[TASK BRIEF] Below is a listing. Gather each line of it that contains "online".

(Collected data entries)
◇ ◇ ◇

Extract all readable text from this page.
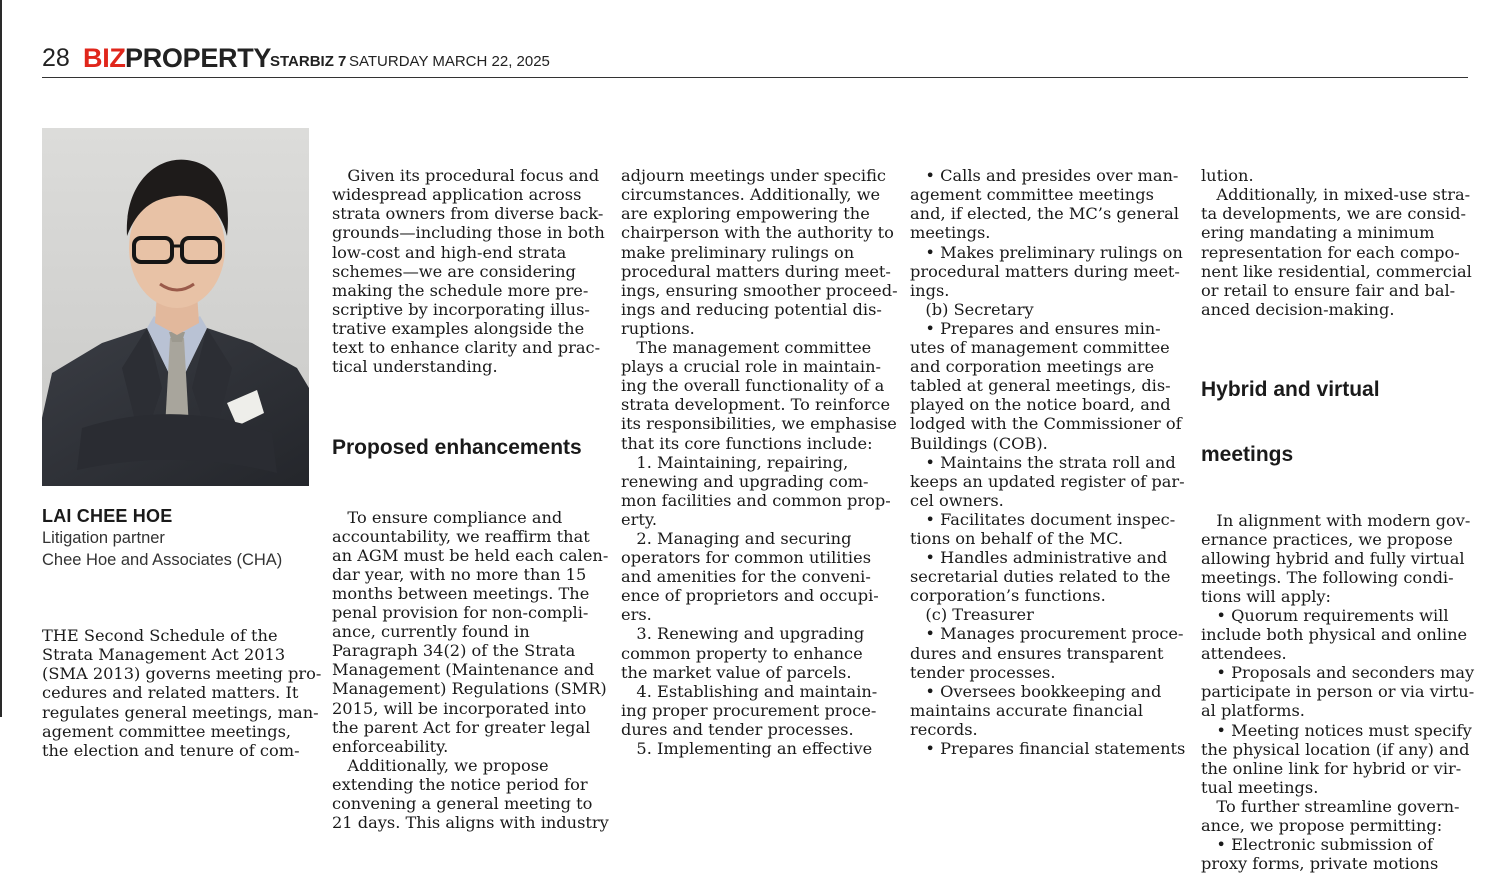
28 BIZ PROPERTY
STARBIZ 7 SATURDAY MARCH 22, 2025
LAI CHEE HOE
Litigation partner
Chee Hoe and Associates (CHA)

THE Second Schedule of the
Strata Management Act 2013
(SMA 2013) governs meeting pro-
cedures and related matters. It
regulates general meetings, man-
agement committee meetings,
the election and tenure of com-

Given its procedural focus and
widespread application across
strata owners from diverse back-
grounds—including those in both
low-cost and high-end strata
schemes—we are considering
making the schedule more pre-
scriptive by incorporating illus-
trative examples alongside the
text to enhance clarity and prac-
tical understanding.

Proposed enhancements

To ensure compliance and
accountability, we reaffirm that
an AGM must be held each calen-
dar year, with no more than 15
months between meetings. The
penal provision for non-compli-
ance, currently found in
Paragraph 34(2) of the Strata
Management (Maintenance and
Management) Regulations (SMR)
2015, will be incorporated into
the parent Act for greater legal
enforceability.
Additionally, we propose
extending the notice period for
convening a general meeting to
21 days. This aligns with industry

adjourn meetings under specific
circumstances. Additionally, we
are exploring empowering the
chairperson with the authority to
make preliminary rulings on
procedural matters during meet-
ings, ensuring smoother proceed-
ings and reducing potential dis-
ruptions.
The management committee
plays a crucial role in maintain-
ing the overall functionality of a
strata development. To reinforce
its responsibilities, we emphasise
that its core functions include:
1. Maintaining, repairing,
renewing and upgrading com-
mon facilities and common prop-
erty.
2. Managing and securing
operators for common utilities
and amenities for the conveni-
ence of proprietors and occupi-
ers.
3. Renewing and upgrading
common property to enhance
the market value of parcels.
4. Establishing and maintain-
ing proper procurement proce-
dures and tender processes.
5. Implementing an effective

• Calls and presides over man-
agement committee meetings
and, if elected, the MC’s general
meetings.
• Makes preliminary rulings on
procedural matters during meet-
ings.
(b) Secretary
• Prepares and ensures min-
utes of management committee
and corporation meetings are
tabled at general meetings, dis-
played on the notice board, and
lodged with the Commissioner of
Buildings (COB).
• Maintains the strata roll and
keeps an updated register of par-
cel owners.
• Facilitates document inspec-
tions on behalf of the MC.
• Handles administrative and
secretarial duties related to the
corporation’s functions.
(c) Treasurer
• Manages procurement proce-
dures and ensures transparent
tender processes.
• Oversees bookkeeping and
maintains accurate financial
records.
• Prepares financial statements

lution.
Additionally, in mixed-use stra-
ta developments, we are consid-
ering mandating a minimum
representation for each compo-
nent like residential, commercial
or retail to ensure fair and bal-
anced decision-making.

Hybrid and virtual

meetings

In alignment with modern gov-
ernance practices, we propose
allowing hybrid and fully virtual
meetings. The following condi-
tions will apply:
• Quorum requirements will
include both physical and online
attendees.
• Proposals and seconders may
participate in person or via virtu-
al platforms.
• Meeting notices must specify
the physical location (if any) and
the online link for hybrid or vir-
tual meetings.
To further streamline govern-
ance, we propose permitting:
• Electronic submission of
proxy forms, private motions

◇ ◇ ◇

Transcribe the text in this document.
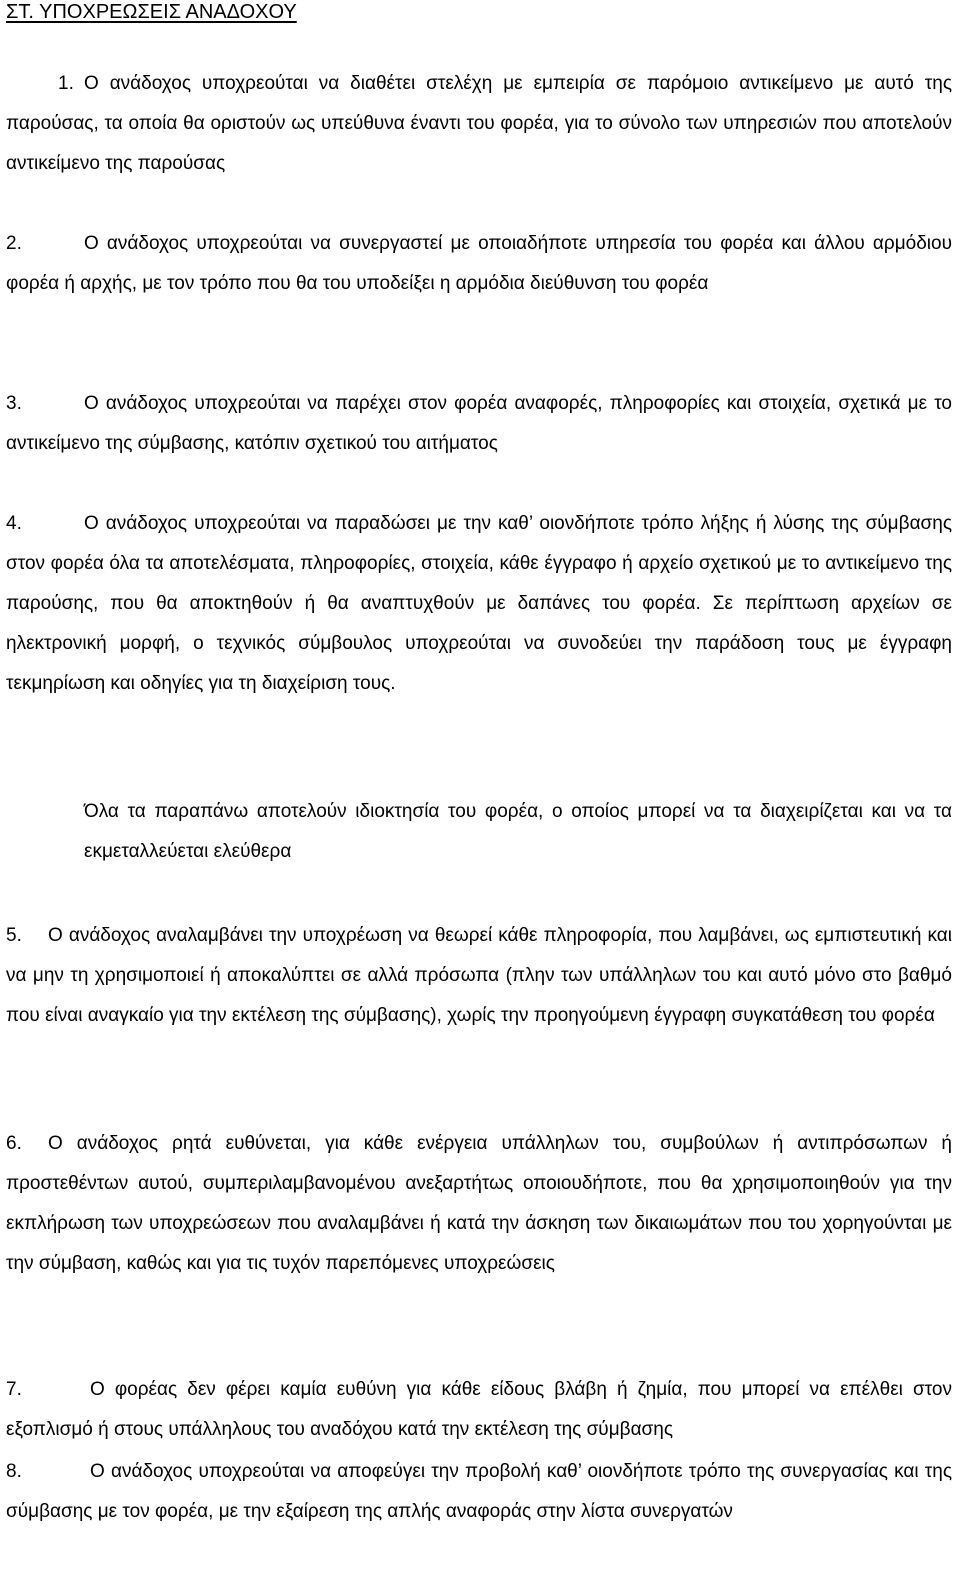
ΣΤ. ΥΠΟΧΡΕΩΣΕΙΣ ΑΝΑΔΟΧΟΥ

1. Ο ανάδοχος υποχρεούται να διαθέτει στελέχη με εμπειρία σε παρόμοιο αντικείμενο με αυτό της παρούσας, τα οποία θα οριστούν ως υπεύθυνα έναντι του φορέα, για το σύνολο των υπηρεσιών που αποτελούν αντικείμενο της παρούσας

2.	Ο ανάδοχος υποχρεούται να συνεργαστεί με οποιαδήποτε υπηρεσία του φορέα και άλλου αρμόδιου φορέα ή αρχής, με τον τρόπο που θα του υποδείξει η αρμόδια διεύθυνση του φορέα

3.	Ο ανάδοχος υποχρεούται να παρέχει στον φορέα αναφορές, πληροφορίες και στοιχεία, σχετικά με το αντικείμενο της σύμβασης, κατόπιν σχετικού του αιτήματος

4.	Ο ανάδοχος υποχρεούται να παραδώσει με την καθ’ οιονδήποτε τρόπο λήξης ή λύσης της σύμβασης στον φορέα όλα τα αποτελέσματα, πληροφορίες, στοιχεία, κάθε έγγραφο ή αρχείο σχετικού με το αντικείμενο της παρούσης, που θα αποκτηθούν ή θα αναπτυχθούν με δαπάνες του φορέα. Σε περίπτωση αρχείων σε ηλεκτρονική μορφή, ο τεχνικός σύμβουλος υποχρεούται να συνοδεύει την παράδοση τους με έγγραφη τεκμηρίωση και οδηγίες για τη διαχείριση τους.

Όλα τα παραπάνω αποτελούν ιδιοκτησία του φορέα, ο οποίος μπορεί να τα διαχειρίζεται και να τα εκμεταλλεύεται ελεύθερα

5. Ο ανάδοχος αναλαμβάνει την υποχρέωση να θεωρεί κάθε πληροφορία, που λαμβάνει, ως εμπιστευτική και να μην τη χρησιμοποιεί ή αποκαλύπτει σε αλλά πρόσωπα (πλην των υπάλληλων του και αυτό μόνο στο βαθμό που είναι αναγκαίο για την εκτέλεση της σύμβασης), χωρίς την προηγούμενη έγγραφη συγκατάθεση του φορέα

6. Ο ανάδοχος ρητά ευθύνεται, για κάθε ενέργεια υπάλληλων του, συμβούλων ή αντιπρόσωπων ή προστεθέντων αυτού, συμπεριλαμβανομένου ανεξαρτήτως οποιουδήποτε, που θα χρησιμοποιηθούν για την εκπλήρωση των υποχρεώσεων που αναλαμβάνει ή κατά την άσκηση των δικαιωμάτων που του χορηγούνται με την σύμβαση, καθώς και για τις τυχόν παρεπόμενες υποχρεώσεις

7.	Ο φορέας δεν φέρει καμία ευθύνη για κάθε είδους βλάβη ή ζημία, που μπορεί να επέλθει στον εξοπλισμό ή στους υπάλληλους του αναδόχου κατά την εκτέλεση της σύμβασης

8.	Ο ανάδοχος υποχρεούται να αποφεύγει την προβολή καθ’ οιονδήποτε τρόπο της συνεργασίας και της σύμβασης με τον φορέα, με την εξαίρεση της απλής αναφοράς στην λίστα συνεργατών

◇ ◇ ◇

[TASK SOLUTION]
include both physical and online
the online link for hybrid or vir-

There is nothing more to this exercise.